### Given request
Give every line again exactly as it appears, please, but not the pictures.

─── Records to use ───

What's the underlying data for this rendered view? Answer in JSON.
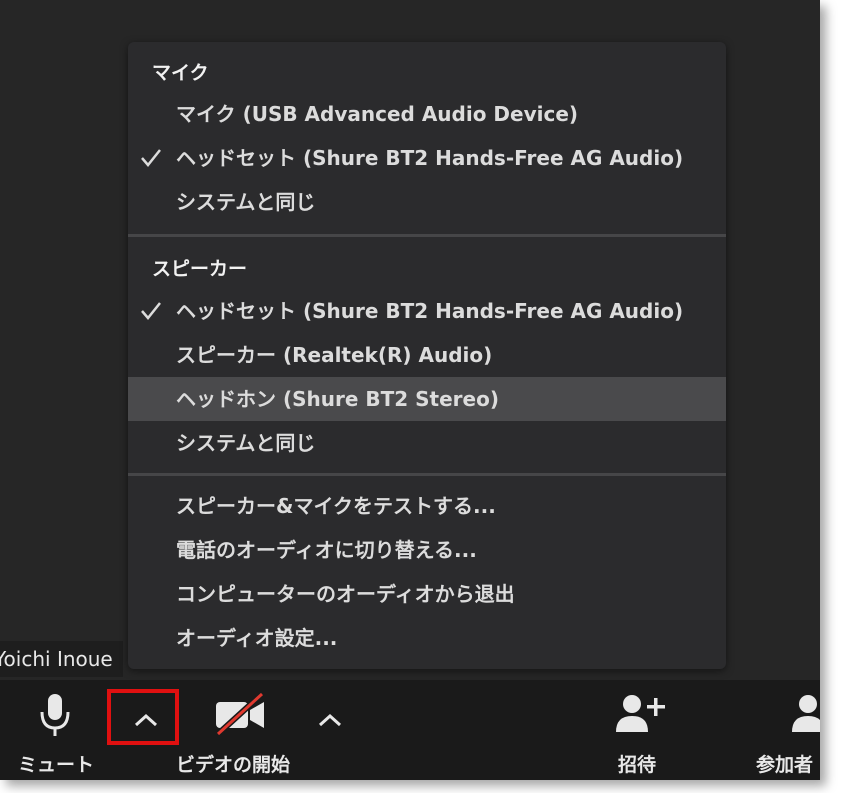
{
  "participant_name": "Yoichi Inoue",
  "menu": {
    "mic_header": "マイク",
    "mic_items": [
      {
        "label": "マイク (USB Advanced Audio Device)",
        "checked": false
      },
      {
        "label": "ヘッドセット (Shure BT2 Hands-Free AG Audio)",
        "checked": true
      },
      {
        "label": "システムと同じ",
        "checked": false
      }
    ],
    "speaker_header": "スピーカー",
    "speaker_items": [
      {
        "label": "ヘッドセット (Shure BT2 Hands-Free AG Audio)",
        "checked": true
      },
      {
        "label": "スピーカー (Realtek(R) Audio)",
        "checked": false
      },
      {
        "label": "ヘッドホン (Shure BT2 Stereo)",
        "checked": false,
        "highlighted": true
      },
      {
        "label": "システムと同じ",
        "checked": false
      }
    ],
    "actions": [
      "スピーカー&マイクをテストする...",
      "電話のオーディオに切り替える...",
      "コンピューターのオーディオから退出",
      "オーディオ設定..."
    ]
  },
  "toolbar": {
    "mute_label": "ミュート",
    "video_label": "ビデオの開始",
    "invite_label": "招待",
    "participants_label": "参加者"
  },
  "colors": {
    "menu_bg": "#2b2b2d",
    "highlight": "#4a4a4c",
    "toolbar_bg": "#1a1a1a",
    "annotation_red": "#e01010",
    "video_off_slash": "#e0392f"
  }
}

───

### Solution to this problem
What's the underlying data for this rendered view? Answer in JSON.
{
  "participant_name": "Yoichi Inoue",
  "menu": {
    "mic_header": "マイク",
    "mic_items": [
      {
        "label": "マイク (USB Advanced Audio Device)",
        "checked": false
      },
      {
        "label": "ヘッドセット (Shure BT2 Hands-Free AG Audio)",
        "checked": true
      },
      {
        "label": "システムと同じ",
        "checked": false
      }
    ],
    "speaker_header": "スピーカー",
    "speaker_items": [
      {
        "label": "ヘッドセット (Shure BT2 Hands-Free AG Audio)",
        "checked": true
      },
      {
        "label": "スピーカー (Realtek(R) Audio)",
        "checked": false
      },
      {
        "label": "ヘッドホン (Shure BT2 Stereo)",
        "checked": false,
        "highlighted": true
      },
      {
        "label": "システムと同じ",
        "checked": false
      }
    ],
    "actions": [
      "スピーカー&マイクをテストする...",
      "電話のオーディオに切り替える...",
      "コンピューターのオーディオから退出",
      "オーディオ設定..."
    ]
  },
  "toolbar": {
    "mute_label": "ミュート",
    "video_label": "ビデオの開始",
    "invite_label": "招待",
    "participants_label": "参加者"
  },
  "colors": {
    "menu_bg": "#2b2b2d",
    "highlight": "#4a4a4c",
    "toolbar_bg": "#1a1a1a",
    "annotation_red": "#e01010",
    "video_off_slash": "#e0392f"
  }
}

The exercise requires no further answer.